----- Quoted passage

The underpinnings of this spotty and tepid recovery have been improving consumer confidence due to recovery in home prices and a rising stock market (I continue to find it remarkable that many people treat stock market levels as a proxy for the health of the economy). Employment and wage improvements are tepid, but consumer borrowing (student loans, auto loans, housing) have helped drive spending.

With home price appreciation being touted as a sign that all is better, the peculiar dismissal by Bernanke of the recent sharp rise in mortgage rates is another sign of how disconnected the Fed is. I have two friends who are looking for homes and both were freaked out by the rate rise even prior to the latest ratchet up since the FOMC meeting. The increase might well produced a last hurrah as buyers rush to get deals done out of fear that interest rates are running away from them. But several posts tonight give concrete evidence of how much damage has likely already been done to the housing “recovery,” although it will take several months to translate into price and activity data.

First is from Housing Wire, in which Fannie Mae’s chief economist takes issue with the notion that 4% mortgage rates is nothing to be concerned about:

Fannie Mae Chief Economist Doug Duncan said the concern should be less about what the rates have risen to and more about the speed at which they are rising.

Duncan noted that in 1994, for instance, rates rose 2% over a 12-month period, resulting in a huge impact on home prices, which fell significantly.

“If the rise happens rapidly, it tends to have an impact,” said Duncan, who added that once rates rise 100 basis points, home sales may begin to slow.

----------
----- Information provided

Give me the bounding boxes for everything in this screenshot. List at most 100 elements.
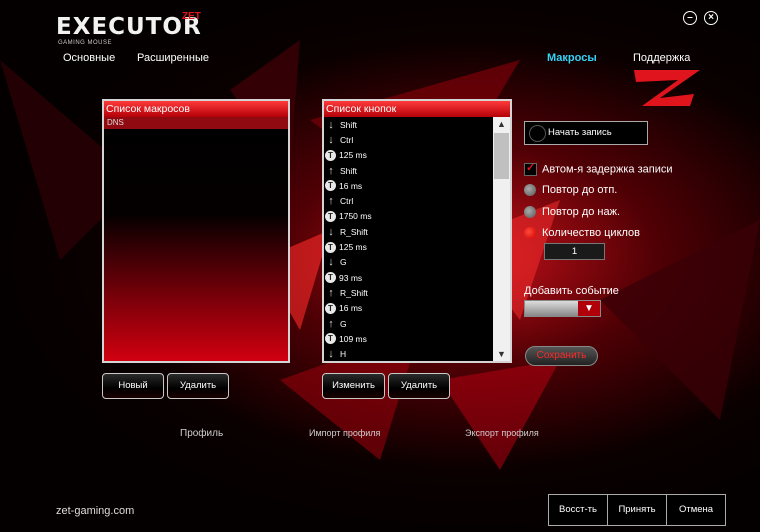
- list-item-label: Shift: [340, 119, 358, 130]
- radio-icon: [524, 206, 536, 219]
- repeat-release-radio[interactable]: Повтор до отп.: [524, 184, 618, 197]
- timer-icon: T: [325, 272, 336, 284]
- profile-label: Профиль: [180, 428, 224, 439]
- timer-icon: T: [325, 333, 336, 345]
- tab-macros[interactable]: Макросы: [547, 52, 597, 64]
- list-item[interactable]: T 125 ms: [324, 148, 492, 163]
- list-item-label: G: [340, 257, 347, 268]
- import-profile-button[interactable]: Импорт профиля: [309, 428, 380, 438]
- list-item-label: Ctrl: [340, 134, 354, 145]
- start-recording-button[interactable]: Начать запись: [524, 121, 648, 145]
- delete-macro-button[interactable]: Удалить: [167, 373, 229, 399]
- auto-delay-checkbox[interactable]: ✓ Автом-я задержка записи: [524, 162, 673, 176]
- export-profile-button[interactable]: Экспорт профиля: [465, 428, 539, 438]
- logo-title: EXECUTOR: [56, 14, 202, 40]
- list-item[interactable]: ↑ Shift: [324, 163, 492, 178]
- arrow-up-icon: ↑: [328, 164, 334, 177]
- timer-icon: T: [325, 241, 336, 253]
- delete-button[interactable]: Удалить: [388, 373, 450, 399]
- timer-icon: T: [325, 180, 336, 192]
- timer-icon: T: [325, 210, 336, 222]
- arrow-up-icon: ↑: [328, 195, 334, 208]
- list-item-label: H: [340, 349, 347, 360]
- add-event-dropdown[interactable]: ▼: [524, 300, 601, 317]
- edit-button[interactable]: Изменить: [322, 373, 385, 399]
- list-item[interactable]: ↓ G: [324, 255, 492, 270]
- list-item-label: 1750 ms: [339, 211, 372, 222]
- list-item[interactable]: T 1750 ms: [324, 209, 492, 224]
- z-logo-icon: [634, 70, 700, 106]
- restore-button[interactable]: Восст-ть: [549, 495, 608, 525]
- list-item[interactable]: T 93 ms: [324, 270, 492, 285]
- macro-list-header: Список макросов: [104, 101, 288, 117]
- timer-icon: T: [325, 149, 336, 161]
- app-logo: EXECUTOR ZET GAMING MOUSE: [56, 11, 202, 46]
- cycle-count-radio[interactable]: Количество циклов: [524, 227, 641, 240]
- radio-selected-icon: [524, 227, 536, 240]
- scroll-down-icon[interactable]: ▼: [493, 347, 510, 361]
- app-window: EXECUTOR ZET GAMING MOUSE – × Основные Р…: [0, 0, 760, 532]
- new-macro-button[interactable]: Новый: [102, 373, 164, 399]
- list-item-label: Ctrl: [340, 196, 354, 207]
- list-item-label: R_Shift: [340, 226, 368, 237]
- timer-icon: T: [325, 302, 336, 314]
- add-event-label: Добавить событие: [524, 285, 619, 297]
- tab-basic[interactable]: Основные: [63, 52, 115, 64]
- repeat-press-label: Повтор до наж.: [542, 206, 621, 218]
- apply-button[interactable]: Принять: [608, 495, 667, 525]
- repeat-press-radio[interactable]: Повтор до наж.: [524, 206, 621, 219]
- record-icon: [529, 125, 546, 142]
- auto-delay-label: Автом-я задержка записи: [542, 163, 673, 176]
- list-item-label: Shift: [340, 165, 358, 176]
- list-item-label: 16 ms: [339, 303, 363, 314]
- bottom-button-bar: Восст-ть Принять Отмена: [548, 494, 726, 526]
- arrow-down-icon: ↓: [328, 348, 334, 361]
- arrow-down-icon: ↓: [328, 133, 334, 146]
- list-item-label: G: [340, 318, 347, 329]
- scrollbar-thumb[interactable]: [494, 133, 509, 179]
- website-link[interactable]: zet-gaming.com: [56, 505, 134, 517]
- checkbox-icon: ✓: [524, 162, 537, 176]
- list-item-label: 93 ms: [339, 272, 363, 283]
- repeat-release-label: Повтор до отп.: [542, 184, 618, 196]
- tab-support[interactable]: Поддержка: [633, 52, 690, 64]
- list-item[interactable]: T 16 ms: [324, 301, 492, 316]
- list-item[interactable]: T 16 ms: [324, 178, 492, 193]
- list-item[interactable]: ↑ R_Shift: [324, 285, 492, 300]
- list-item[interactable]: ↓ H: [324, 346, 492, 361]
- button-list: ↓ Shift ↓ Ctrl T 125 ms ↑ Shift T 16 ms ↑ Ctrl T 1750…: [324, 117, 492, 361]
- list-item[interactable]: ↓ Ctrl: [324, 132, 492, 147]
- button-list-panel: Список кнопок ↓ Shift ↓ Ctrl T 125 ms ↑ Shift T 1…: [322, 99, 512, 363]
- cancel-button[interactable]: Отмена: [667, 495, 725, 525]
- arrow-down-icon: ↓: [328, 225, 334, 238]
- button-list-header: Список кнопок: [324, 101, 510, 117]
- macro-list: DNS: [104, 117, 288, 361]
- cycle-count-label: Количество циклов: [542, 227, 641, 239]
- list-item[interactable]: ↓ Shift: [324, 117, 492, 132]
- close-icon[interactable]: ×: [704, 11, 718, 25]
- list-item-label: 125 ms: [339, 150, 367, 161]
- chevron-down-icon: ▼: [578, 301, 600, 316]
- logo-brand: ZET: [182, 11, 201, 22]
- list-item-label: 125 ms: [339, 242, 367, 253]
- cycle-count-input[interactable]: 1: [544, 243, 605, 260]
- scroll-up-icon[interactable]: ▲: [493, 117, 510, 131]
- list-item[interactable]: DNS: [104, 117, 288, 129]
- arrow-up-icon: ↑: [328, 317, 334, 330]
- macro-list-panel: Список макросов DNS: [102, 99, 290, 363]
- list-item[interactable]: ↑ G: [324, 316, 492, 331]
- list-item[interactable]: ↓ R_Shift: [324, 224, 492, 239]
- arrow-up-icon: ↑: [328, 286, 334, 299]
- radio-icon: [524, 184, 536, 197]
- arrow-down-icon: ↓: [328, 118, 334, 131]
- list-item-label: R_Shift: [340, 287, 368, 298]
- tab-advanced[interactable]: Расширенные: [137, 52, 209, 64]
- save-button[interactable]: Сохранить: [525, 346, 598, 366]
- list-item[interactable]: T 125 ms: [324, 239, 492, 254]
- scrollbar[interactable]: ▲ ▼: [493, 117, 510, 361]
- logo-subtitle: GAMING MOUSE: [58, 40, 113, 46]
- list-item[interactable]: ↑ Ctrl: [324, 193, 492, 208]
- list-item[interactable]: T 109 ms: [324, 331, 492, 346]
- minimize-icon[interactable]: –: [683, 11, 697, 25]
- list-item-label: 16 ms: [339, 180, 363, 191]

----------

* _What you will do_:
- 1) According to the mortgage-rate text, how much did rates rise in 1994, and over what period?
- 2) Translate this sentence from the mortgage-rate text into Spanish: "Duncan noted that in 1994, for instance, rates rose 2% over a 12-month period, resulting in a huge impact on home prices, which fell significantly."
- 3) Decide whether each statement agrees with the mortgage-rate text. Answer yes or no, and quote the deciding words.
(a) Duncan holds that the speed of the rate rise matters more than the level rates reach.
(b) The writer has three friends who are looking for homes.
(c) Employment and wage improvements are described as strong.

* _Task results_:
- 1) Rates rose 2% over a 12-month period.

- 2) Duncan señaló que en 1994, por ejemplo, las tasas subieron un 2 % en un período de 12 meses, lo que tuvo un enorme impacto en los precios de las viviendas, que cayeron considerablemente.

- 3)
(a) Yes: "the concern should be less about what the rates have risen to and more about the speed at which they are rising."
(b) No: "I have two friends who are looking for homes"
(c) No: "Employment and wage improvements are tepid"